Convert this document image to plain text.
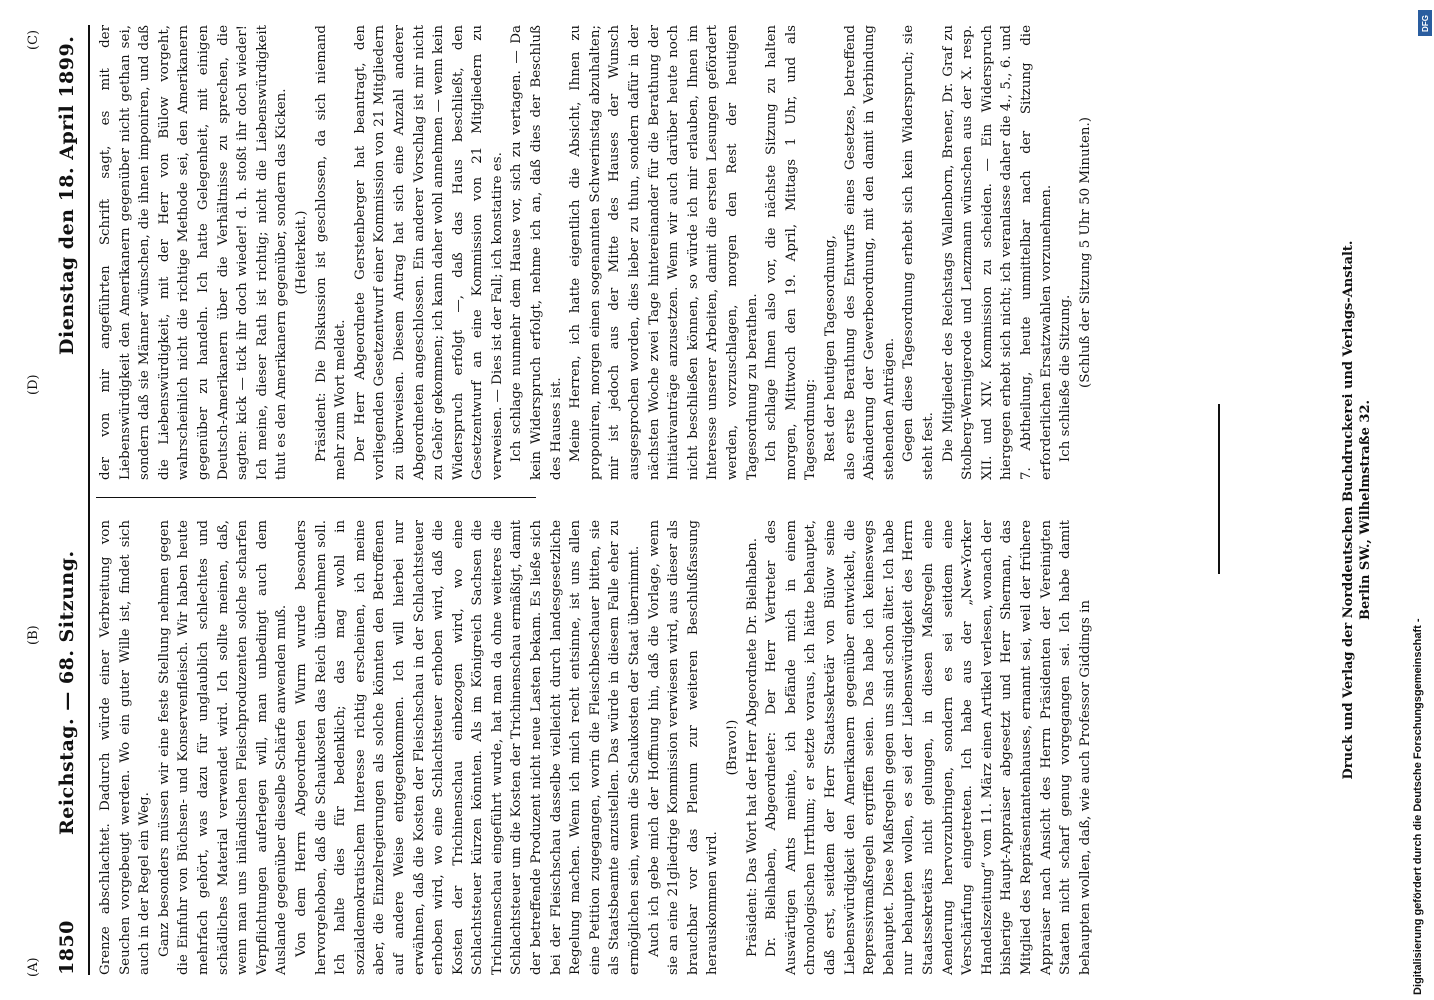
1850
Reichstag. — 68. Sitzung.
Dienstag den 18. April 1899.

Grenze abschlachtet. Dadurch würde einer Verbreitung von Seuchen vorgebeugt werden. Wo ein guter Wille ist, findet sich auch in der Regel ein Weg. Ganz besonders müssen wir eine feste Stellung nehmen gegen die Einfuhr von Büchsen- und Konservenfleisch. Wir haben heute mehrfach gehört, was dazu für unglaublich schlechtes und schädliches Material verwendet wird. Ich sollte meinen, daß, wenn man uns inländischen Fleischproduzenten solche scharfen Verpflichtungen auferlegen will, man unbedingt auch dem Auslande gegenüber dieselbe Schärfe anwenden muß. Von dem Herrn Abgeordneten Wurm wurde besonders hervorgehoben, daß die Schaukosten das Reich übernehmen soll. Ich halte dies für bedenklich; das mag wohl in sozialdemokratischem Interesse richtig erscheinen, ich meine aber, die Einzelregierungen als solche könnten den Betroffenen auf andere Weise entgegenkommen. Ich will hierbei nur erwähnen, daß die Kosten der Fleischschau in der Schlachtsteuer erhoben wird, wo eine Schlachtsteuer erhoben wird, daß die Kosten der Trichinenschau einbezogen wird, wo eine Schlachtsteuer kürzen könnten. Als im Königreich Sachsen die Trichinenschau eingeführt wurde, hat man da ohne weiteres die Schlachtsteuer um die Kosten der Trichinenschau ermäßigt, damit der betreffende Produzent nicht neue Lasten bekam. Es ließe sich bei der Fleischschau dasselbe vielleicht durch landesgesetzliche Regelung machen. Wenn ich mich recht entsinne, ist uns allen eine Petition zugegangen, worin die Fleischbeschauer bitten, sie als Staatsbeamte anzustellen. Das würde in diesem Falle eher zu ermöglichen sein, wenn die Schaukosten der Staat übernimmt. Auch ich gebe mich der Hoffnung hin, daß die Vorlage, wenn sie an eine 21gliedrige Kommission verwiesen wird, aus dieser als brauchbar vor das Plenum zur weiteren Beschlußfassung herauskommen wird.

(Bravo!) Präsident: Das Wort hat der Herr Abgeordnete Dr. Bielhaben. Dr. Bielhaben, Abgeordneter: Der Herr Vertreter des Auswärtigen Amts meinte, ich befände mich in einem chronologischen Irrthum; er setzte voraus, ich hätte behauptet, daß erst, seitdem der Herr Staatssekretär von Bülow seine Liebenswürdigkeit den Amerikanern gegenüber entwickelt, die Repressivmaßregeln ergriffen seien. Das habe ich keineswegs behauptet. Diese Maßregeln gegen uns sind schon älter. Ich habe nur behaupten wollen, es sei der Liebenswürdigkeit des Herrn Staatssekretärs nicht gelungen, in diesen Maßregeln eine Aenderung hervorzubringen, sondern es sei seitdem eine Verschärfung eingetreten. Ich habe aus der „New-Yorker Handelszeitung“ vom 11. März einen Artikel verlesen, wonach der bisherige Haupt-Appraiser abgesetzt und Herr Sherman, das Mitglied des Repräsentantenhauses, ernannt sei, weil der frühere Appraiser nach Ansicht des Herrn Präsidenten der Vereinigten Staaten nicht scharf genug vorgegangen sei. Ich habe damit behaupten wollen, daß, wie auch Professor Giddings in

der von mir angeführten Schrift sagt, es mit der Liebenswürdigkeit den Amerikanern gegenüber nicht gethan sei, sondern daß sie Männer wünschen, die ihnen imponiren, und daß die Liebenswürdigkeit, mit der Herr von Bülow vorgeht, wahrscheinlich nicht die richtige Methode sei, den Amerikanern gegenüber zu handeln. Ich hatte Gelegenheit, mit einigen Deutsch-Amerikanern über die Verhältnisse zu sprechen, die sagten: kick — tick ihr doch wieder! d. h. stoßt ihr doch wieder! Ich meine, dieser Rath ist richtig; nicht die Liebenswürdigkeit thut es den Amerikanern gegenüber, sondern das Kicken. (Heiterkeit.) Präsident: Die Diskussion ist geschlossen, da sich niemand mehr zum Wort meldet. Der Herr Abgeordnete Gerstenberger hat beantragt, den vorliegenden Gesetzentwurf einer Kommission von 21 Mitgliedern zu überweisen. Diesem Antrag hat sich eine Anzahl anderer Abgeordneten angeschlossen. Ein anderer Vorschlag ist mir nicht zu Gehör gekommen; ich kann daher wohl annehmen — wenn kein Widerspruch erfolgt —, daß das Haus beschließt, den Gesetzentwurf an eine Kommission von 21 Mitgliedern zu verweisen. — Dies ist der Fall; ich konstatire es. Ich schlage nunmehr dem Hause vor, sich zu vertagen. — Da kein Widerspruch erfolgt, nehme ich an, daß dies der Beschluß des Hauses ist. Meine Herren, ich hatte eigentlich die Absicht, Ihnen zu proponiren, morgen einen sogenannten Schwerinstag abzuhalten; mir ist jedoch aus der Mitte des Hauses der Wunsch ausgesprochen worden, dies lieber zu thun, sondern dafür in der nächsten Woche zwei Tage hintereinander für die Berathung der Initiativanträge anzusetzen. Wenn wir auch darüber heute noch nicht beschließen können, so würde ich mir erlauben, Ihnen im Interesse unserer Arbeiten, damit die ersten Lesungen gefördert werden, vorzuschlagen, morgen den Rest der heutigen Tagesordnung zu berathen. Ich schlage Ihnen also vor, die nächste Sitzung zu halten morgen, Mittwoch den 19. April, Mittags 1 Uhr, und als Tagesordnung: Rest der heutigen Tagesordnung, also erste Berathung des Entwurfs eines Gesetzes, betreffend Abänderung der Gewerbeordnung, mit den damit in Verbindung stehenden Anträgen. Gegen diese Tagesordnung erhebt sich kein Widerspruch; sie steht fest. Die Mitglieder des Reichstags Wallenborn, Brener, Dr. Graf zu Stolberg-Wernigerode und Lenzmann wünschen aus der X. resp. XII. und XIV. Kommission zu scheiden. — Ein Widerspruch hiergegen erhebt sich nicht; ich veranlasse daher die 4., 5., 6. und 7. Abtheilung, heute unmittelbar nach der Sitzung die erforderlichen Ersatzwahlen vorzunehmen. Ich schließe die Sitzung. (Schluß der Sitzung 5 Uhr 50 Minuten.)

(A)
(B)
(C)
(D)	Druck und Verlag der Norddeutschen Buchdruckerei und Verlags-Anstalt. Berlin SW., Wilhelmstraße 32.
Digitalisierung gefördert durch die Deutsche Forschungsgemeinschaft -
DFG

══════════════════════════════

:: Stated exercise ::
Reproduce each entry verbatim, excluding any embedded images.

:: Task solution ::
Convert this document image to plain text.
1850
Reichstag. — 68. Sitzung.
Dienstag den 18. April 1899.

Grenze abschlachtet. Dadurch würde einer Verbreitung von Seuchen vorgebeugt werden. Wo ein guter Wille ist, findet sich auch in der Regel ein Weg. Ganz besonders müssen wir eine feste Stellung nehmen gegen die Einfuhr von Büchsen- und Konservenfleisch. Wir haben heute mehrfach gehört, was dazu für unglaublich schlechtes und schädliches Material verwendet wird. Ich sollte meinen, daß, wenn man uns inländischen Fleischproduzenten solche scharfen Verpflichtungen auferlegen will, man unbedingt auch dem Auslande gegenüber dieselbe Schärfe anwenden muß. Von dem Herrn Abgeordneten Wurm wurde besonders hervorgehoben, daß die Schaukosten das Reich übernehmen soll. Ich halte dies für bedenklich; das mag wohl in sozialdemokratischem Interesse richtig erscheinen, ich meine aber, die Einzelregierungen als solche könnten den Betroffenen auf andere Weise entgegenkommen. Ich will hierbei nur erwähnen, daß die Kosten der Fleischschau in der Schlachtsteuer erhoben wird, wo eine Schlachtsteuer erhoben wird, daß die Kosten der Trichinenschau einbezogen wird, wo eine Schlachtsteuer kürzen könnten. Als im Königreich Sachsen die Trichinenschau eingeführt wurde, hat man da ohne weiteres die Schlachtsteuer um die Kosten der Trichinenschau ermäßigt, damit der betreffende Produzent nicht neue Lasten bekam. Es ließe sich bei der Fleischschau dasselbe vielleicht durch landesgesetzliche Regelung machen. Wenn ich mich recht entsinne, ist uns allen eine Petition zugegangen, worin die Fleischbeschauer bitten, sie als Staatsbeamte anzustellen. Das würde in diesem Falle eher zu ermöglichen sein, wenn die Schaukosten der Staat übernimmt. Auch ich gebe mich der Hoffnung hin, daß die Vorlage, wenn sie an eine 21gliedrige Kommission verwiesen wird, aus dieser als brauchbar vor das Plenum zur weiteren Beschlußfassung herauskommen wird.

(Bravo!) Präsident: Das Wort hat der Herr Abgeordnete Dr. Bielhaben. Dr. Bielhaben, Abgeordneter: Der Herr Vertreter des Auswärtigen Amts meinte, ich befände mich in einem chronologischen Irrthum; er setzte voraus, ich hätte behauptet, daß erst, seitdem der Herr Staatssekretär von Bülow seine Liebenswürdigkeit den Amerikanern gegenüber entwickelt, die Repressivmaßregeln ergriffen seien. Das habe ich keineswegs behauptet. Diese Maßregeln gegen uns sind schon älter. Ich habe nur behaupten wollen, es sei der Liebenswürdigkeit des Herrn Staatssekretärs nicht gelungen, in diesen Maßregeln eine Aenderung hervorzubringen, sondern es sei seitdem eine Verschärfung eingetreten. Ich habe aus der „New-Yorker Handelszeitung“ vom 11. März einen Artikel verlesen, wonach der bisherige Haupt-Appraiser abgesetzt und Herr Sherman, das Mitglied des Repräsentantenhauses, ernannt sei, weil der frühere Appraiser nach Ansicht des Herrn Präsidenten der Vereinigten Staaten nicht scharf genug vorgegangen sei. Ich habe damit behaupten wollen, daß, wie auch Professor Giddings in

der von mir angeführten Schrift sagt, es mit der Liebenswürdigkeit den Amerikanern gegenüber nicht gethan sei, sondern daß sie Männer wünschen, die ihnen imponiren, und daß die Liebenswürdigkeit, mit der Herr von Bülow vorgeht, wahrscheinlich nicht die richtige Methode sei, den Amerikanern gegenüber zu handeln. Ich hatte Gelegenheit, mit einigen Deutsch-Amerikanern über die Verhältnisse zu sprechen, die sagten: kick — tick ihr doch wieder! d. h. stoßt ihr doch wieder! Ich meine, dieser Rath ist richtig; nicht die Liebenswürdigkeit thut es den Amerikanern gegenüber, sondern das Kicken. (Heiterkeit.) Präsident: Die Diskussion ist geschlossen, da sich niemand mehr zum Wort meldet. Der Herr Abgeordnete Gerstenberger hat beantragt, den vorliegenden Gesetzentwurf einer Kommission von 21 Mitgliedern zu überweisen. Diesem Antrag hat sich eine Anzahl anderer Abgeordneten angeschlossen. Ein anderer Vorschlag ist mir nicht zu Gehör gekommen; ich kann daher wohl annehmen — wenn kein Widerspruch erfolgt —, daß das Haus beschließt, den Gesetzentwurf an eine Kommission von 21 Mitgliedern zu verweisen. — Dies ist der Fall; ich konstatire es. Ich schlage nunmehr dem Hause vor, sich zu vertagen. — Da kein Widerspruch erfolgt, nehme ich an, daß dies der Beschluß des Hauses ist. Meine Herren, ich hatte eigentlich die Absicht, Ihnen zu proponiren, morgen einen sogenannten Schwerinstag abzuhalten; mir ist jedoch aus der Mitte des Hauses der Wunsch ausgesprochen worden, dies lieber zu thun, sondern dafür in der nächsten Woche zwei Tage hintereinander für die Berathung der Initiativanträge anzusetzen. Wenn wir auch darüber heute noch nicht beschließen können, so würde ich mir erlauben, Ihnen im Interesse unserer Arbeiten, damit die ersten Lesungen gefördert werden, vorzuschlagen, morgen den Rest der heutigen Tagesordnung zu berathen. Ich schlage Ihnen also vor, die nächste Sitzung zu halten morgen, Mittwoch den 19. April, Mittags 1 Uhr, und als Tagesordnung: Rest der heutigen Tagesordnung, also erste Berathung des Entwurfs eines Gesetzes, betreffend Abänderung der Gewerbeordnung, mit den damit in Verbindung stehenden Anträgen. Gegen diese Tagesordnung erhebt sich kein Widerspruch; sie steht fest. Die Mitglieder des Reichstags Wallenborn, Brener, Dr. Graf zu Stolberg-Wernigerode und Lenzmann wünschen aus der X. resp. XII. und XIV. Kommission zu scheiden. — Ein Widerspruch hiergegen erhebt sich nicht; ich veranlasse daher die 4., 5., 6. und 7. Abtheilung, heute unmittelbar nach der Sitzung die erforderlichen Ersatzwahlen vorzunehmen. Ich schließe die Sitzung. (Schluß der Sitzung 5 Uhr 50 Minuten.)

(A)
(B)
(C)
(D)	Druck und Verlag der Norddeutschen Buchdruckerei und Verlags-Anstalt. Berlin SW., Wilhelmstraße 32.
Digitalisierung gefördert durch die Deutsche Forschungsgemeinschaft -
DFG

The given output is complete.